--- BEGIN Records shown ---

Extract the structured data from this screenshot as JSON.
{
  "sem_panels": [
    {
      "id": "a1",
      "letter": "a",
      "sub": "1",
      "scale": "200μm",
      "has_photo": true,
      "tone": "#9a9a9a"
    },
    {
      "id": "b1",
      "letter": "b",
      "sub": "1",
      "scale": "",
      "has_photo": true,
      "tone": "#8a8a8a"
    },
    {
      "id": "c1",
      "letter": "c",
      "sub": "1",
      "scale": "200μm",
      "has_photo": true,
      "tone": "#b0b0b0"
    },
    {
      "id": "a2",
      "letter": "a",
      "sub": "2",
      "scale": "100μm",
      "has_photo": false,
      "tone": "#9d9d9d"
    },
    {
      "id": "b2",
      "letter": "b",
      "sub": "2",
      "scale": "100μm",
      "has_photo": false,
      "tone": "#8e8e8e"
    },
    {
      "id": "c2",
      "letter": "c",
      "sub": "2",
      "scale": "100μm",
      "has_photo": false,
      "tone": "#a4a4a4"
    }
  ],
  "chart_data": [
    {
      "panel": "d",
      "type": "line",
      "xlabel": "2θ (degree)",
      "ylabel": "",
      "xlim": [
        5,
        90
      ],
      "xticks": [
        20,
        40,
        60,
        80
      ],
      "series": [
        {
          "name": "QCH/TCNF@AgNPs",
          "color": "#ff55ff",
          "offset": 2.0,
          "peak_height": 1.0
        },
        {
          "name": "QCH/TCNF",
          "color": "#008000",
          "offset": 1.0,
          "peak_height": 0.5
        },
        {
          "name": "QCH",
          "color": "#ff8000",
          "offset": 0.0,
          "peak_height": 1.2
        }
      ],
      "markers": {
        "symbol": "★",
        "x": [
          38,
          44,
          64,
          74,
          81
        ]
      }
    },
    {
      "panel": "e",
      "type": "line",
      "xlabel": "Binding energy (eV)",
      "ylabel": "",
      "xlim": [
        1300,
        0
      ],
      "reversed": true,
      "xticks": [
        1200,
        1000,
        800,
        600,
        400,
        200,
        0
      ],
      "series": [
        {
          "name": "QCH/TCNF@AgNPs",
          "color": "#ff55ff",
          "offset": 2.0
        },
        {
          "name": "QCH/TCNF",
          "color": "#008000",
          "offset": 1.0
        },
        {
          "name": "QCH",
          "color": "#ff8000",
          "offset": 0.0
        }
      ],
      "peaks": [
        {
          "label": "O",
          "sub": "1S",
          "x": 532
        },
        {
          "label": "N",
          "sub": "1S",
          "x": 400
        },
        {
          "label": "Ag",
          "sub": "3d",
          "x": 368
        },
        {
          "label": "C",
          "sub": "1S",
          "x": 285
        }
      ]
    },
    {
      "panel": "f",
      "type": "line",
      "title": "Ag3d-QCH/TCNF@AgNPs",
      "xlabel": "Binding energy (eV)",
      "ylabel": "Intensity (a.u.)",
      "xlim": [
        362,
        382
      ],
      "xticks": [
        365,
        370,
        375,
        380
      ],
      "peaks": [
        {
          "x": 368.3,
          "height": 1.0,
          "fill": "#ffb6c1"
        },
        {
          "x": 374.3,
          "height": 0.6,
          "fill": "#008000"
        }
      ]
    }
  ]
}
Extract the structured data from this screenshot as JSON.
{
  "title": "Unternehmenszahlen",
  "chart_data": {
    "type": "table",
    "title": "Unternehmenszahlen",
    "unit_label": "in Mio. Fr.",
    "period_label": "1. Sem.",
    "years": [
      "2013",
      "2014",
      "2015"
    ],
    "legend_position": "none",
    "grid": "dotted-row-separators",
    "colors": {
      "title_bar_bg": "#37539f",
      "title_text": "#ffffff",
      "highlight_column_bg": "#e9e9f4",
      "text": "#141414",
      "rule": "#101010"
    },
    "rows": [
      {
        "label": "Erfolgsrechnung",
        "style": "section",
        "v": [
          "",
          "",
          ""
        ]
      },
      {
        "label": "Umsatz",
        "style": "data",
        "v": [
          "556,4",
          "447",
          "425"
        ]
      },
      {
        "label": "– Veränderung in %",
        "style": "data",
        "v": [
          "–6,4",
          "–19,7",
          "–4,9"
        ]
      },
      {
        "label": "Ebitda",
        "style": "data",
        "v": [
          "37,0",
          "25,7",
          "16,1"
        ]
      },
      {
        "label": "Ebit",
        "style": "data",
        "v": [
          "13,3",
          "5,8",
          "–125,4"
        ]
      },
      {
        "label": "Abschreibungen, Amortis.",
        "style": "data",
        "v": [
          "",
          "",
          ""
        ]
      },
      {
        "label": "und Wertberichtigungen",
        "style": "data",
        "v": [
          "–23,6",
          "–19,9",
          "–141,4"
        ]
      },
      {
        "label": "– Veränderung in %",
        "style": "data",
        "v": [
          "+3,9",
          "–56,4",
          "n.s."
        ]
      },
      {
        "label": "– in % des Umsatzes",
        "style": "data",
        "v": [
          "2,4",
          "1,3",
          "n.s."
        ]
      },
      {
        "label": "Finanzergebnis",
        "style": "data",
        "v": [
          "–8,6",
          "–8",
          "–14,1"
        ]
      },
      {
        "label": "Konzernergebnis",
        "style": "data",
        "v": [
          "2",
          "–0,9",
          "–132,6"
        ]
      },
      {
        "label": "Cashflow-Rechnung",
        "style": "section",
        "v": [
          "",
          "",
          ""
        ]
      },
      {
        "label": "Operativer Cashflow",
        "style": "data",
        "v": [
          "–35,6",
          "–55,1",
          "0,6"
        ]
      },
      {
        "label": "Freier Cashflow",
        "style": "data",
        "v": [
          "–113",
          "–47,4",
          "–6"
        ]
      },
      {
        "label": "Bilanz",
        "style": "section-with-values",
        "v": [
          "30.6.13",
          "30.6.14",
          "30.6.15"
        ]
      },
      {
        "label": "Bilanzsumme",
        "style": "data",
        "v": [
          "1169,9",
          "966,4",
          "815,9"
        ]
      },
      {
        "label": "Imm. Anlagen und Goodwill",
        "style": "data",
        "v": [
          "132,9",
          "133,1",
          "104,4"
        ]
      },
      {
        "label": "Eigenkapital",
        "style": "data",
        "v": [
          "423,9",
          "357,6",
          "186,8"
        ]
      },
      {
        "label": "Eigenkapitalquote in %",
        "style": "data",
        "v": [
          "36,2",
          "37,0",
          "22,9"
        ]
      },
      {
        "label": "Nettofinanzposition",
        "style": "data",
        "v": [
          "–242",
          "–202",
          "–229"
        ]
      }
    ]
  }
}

--- END Records shown ---

__What to work on__
Output the records exactly, including every line.

__Answer to this exercise__
Extract the structured data from this screenshot as JSON.
{
  "sem_panels": [
    {
      "id": "a1",
      "letter": "a",
      "sub": "1",
      "scale": "200μm",
      "has_photo": true,
      "tone": "#9a9a9a"
    },
    {
      "id": "b1",
      "letter": "b",
      "sub": "1",
      "scale": "",
      "has_photo": true,
      "tone": "#8a8a8a"
    },
    {
      "id": "c1",
      "letter": "c",
      "sub": "1",
      "scale": "200μm",
      "has_photo": true,
      "tone": "#b0b0b0"
    },
    {
      "id": "a2",
      "letter": "a",
      "sub": "2",
      "scale": "100μm",
      "has_photo": false,
      "tone": "#9d9d9d"
    },
    {
      "id": "b2",
      "letter": "b",
      "sub": "2",
      "scale": "100μm",
      "has_photo": false,
      "tone": "#8e8e8e"
    },
    {
      "id": "c2",
      "letter": "c",
      "sub": "2",
      "scale": "100μm",
      "has_photo": false,
      "tone": "#a4a4a4"
    }
  ],
  "chart_data": [
    {
      "panel": "d",
      "type": "line",
      "xlabel": "2θ (degree)",
      "ylabel": "",
      "xlim": [
        5,
        90
      ],
      "xticks": [
        20,
        40,
        60,
        80
      ],
      "series": [
        {
          "name": "QCH/TCNF@AgNPs",
          "color": "#ff55ff",
          "offset": 2.0,
          "peak_height": 1.0
        },
        {
          "name": "QCH/TCNF",
          "color": "#008000",
          "offset": 1.0,
          "peak_height": 0.5
        },
        {
          "name": "QCH",
          "color": "#ff8000",
          "offset": 0.0,
          "peak_height": 1.2
        }
      ],
      "markers": {
        "symbol": "★",
        "x": [
          38,
          44,
          64,
          74,
          81
        ]
      }
    },
    {
      "panel": "e",
      "type": "line",
      "xlabel": "Binding energy (eV)",
      "ylabel": "",
      "xlim": [
        1300,
        0
      ],
      "reversed": true,
      "xticks": [
        1200,
        1000,
        800,
        600,
        400,
        200,
        0
      ],
      "series": [
        {
          "name": "QCH/TCNF@AgNPs",
          "color": "#ff55ff",
          "offset": 2.0
        },
        {
          "name": "QCH/TCNF",
          "color": "#008000",
          "offset": 1.0
        },
        {
          "name": "QCH",
          "color": "#ff8000",
          "offset": 0.0
        }
      ],
      "peaks": [
        {
          "label": "O",
          "sub": "1S",
          "x": 532
        },
        {
          "label": "N",
          "sub": "1S",
          "x": 400
        },
        {
          "label": "Ag",
          "sub": "3d",
          "x": 368
        },
        {
          "label": "C",
          "sub": "1S",
          "x": 285
        }
      ]
    },
    {
      "panel": "f",
      "type": "line",
      "title": "Ag3d-QCH/TCNF@AgNPs",
      "xlabel": "Binding energy (eV)",
      "ylabel": "Intensity (a.u.)",
      "xlim": [
        362,
        382
      ],
      "xticks": [
        365,
        370,
        375,
        380
      ],
      "peaks": [
        {
          "x": 368.3,
          "height": 1.0,
          "fill": "#ffb6c1"
        },
        {
          "x": 374.3,
          "height": 0.6,
          "fill": "#008000"
        }
      ]
    }
  ]
}
Extract the structured data from this screenshot as JSON.
{
  "title": "Unternehmenszahlen",
  "chart_data": {
    "type": "table",
    "title": "Unternehmenszahlen",
    "unit_label": "in Mio. Fr.",
    "period_label": "1. Sem.",
    "years": [
      "2013",
      "2014",
      "2015"
    ],
    "legend_position": "none",
    "grid": "dotted-row-separators",
    "colors": {
      "title_bar_bg": "#37539f",
      "title_text": "#ffffff",
      "highlight_column_bg": "#e9e9f4",
      "text": "#141414",
      "rule": "#101010"
    },
    "rows": [
      {
        "label": "Erfolgsrechnung",
        "style": "section",
        "v": [
          "",
          "",
          ""
        ]
      },
      {
        "label": "Umsatz",
        "style": "data",
        "v": [
          "556,4",
          "447",
          "425"
        ]
      },
      {
        "label": "– Veränderung in %",
        "style": "data",
        "v": [
          "–6,4",
          "–19,7",
          "–4,9"
        ]
      },
      {
        "label": "Ebitda",
        "style": "data",
        "v": [
          "37,0",
          "25,7",
          "16,1"
        ]
      },
      {
        "label": "Ebit",
        "style": "data",
        "v": [
          "13,3",
          "5,8",
          "–125,4"
        ]
      },
      {
        "label": "Abschreibungen, Amortis.",
        "style": "data",
        "v": [
          "",
          "",
          ""
        ]
      },
      {
        "label": "und Wertberichtigungen",
        "style": "data",
        "v": [
          "–23,6",
          "–19,9",
          "–141,4"
        ]
      },
      {
        "label": "– Veränderung in %",
        "style": "data",
        "v": [
          "+3,9",
          "–56,4",
          "n.s."
        ]
      },
      {
        "label": "– in % des Umsatzes",
        "style": "data",
        "v": [
          "2,4",
          "1,3",
          "n.s."
        ]
      },
      {
        "label": "Finanzergebnis",
        "style": "data",
        "v": [
          "–8,6",
          "–8",
          "–14,1"
        ]
      },
      {
        "label": "Konzernergebnis",
        "style": "data",
        "v": [
          "2",
          "–0,9",
          "–132,6"
        ]
      },
      {
        "label": "Cashflow-Rechnung",
        "style": "section",
        "v": [
          "",
          "",
          ""
        ]
      },
      {
        "label": "Operativer Cashflow",
        "style": "data",
        "v": [
          "–35,6",
          "–55,1",
          "0,6"
        ]
      },
      {
        "label": "Freier Cashflow",
        "style": "data",
        "v": [
          "–113",
          "–47,4",
          "–6"
        ]
      },
      {
        "label": "Bilanz",
        "style": "section-with-values",
        "v": [
          "30.6.13",
          "30.6.14",
          "30.6.15"
        ]
      },
      {
        "label": "Bilanzsumme",
        "style": "data",
        "v": [
          "1169,9",
          "966,4",
          "815,9"
        ]
      },
      {
        "label": "Imm. Anlagen und Goodwill",
        "style": "data",
        "v": [
          "132,9",
          "133,1",
          "104,4"
        ]
      },
      {
        "label": "Eigenkapital",
        "style": "data",
        "v": [
          "423,9",
          "357,6",
          "186,8"
        ]
      },
      {
        "label": "Eigenkapitalquote in %",
        "style": "data",
        "v": [
          "36,2",
          "37,0",
          "22,9"
        ]
      },
      {
        "label": "Nettofinanzposition",
        "style": "data",
        "v": [
          "–242",
          "–202",
          "–229"
        ]
      }
    ]
  }
}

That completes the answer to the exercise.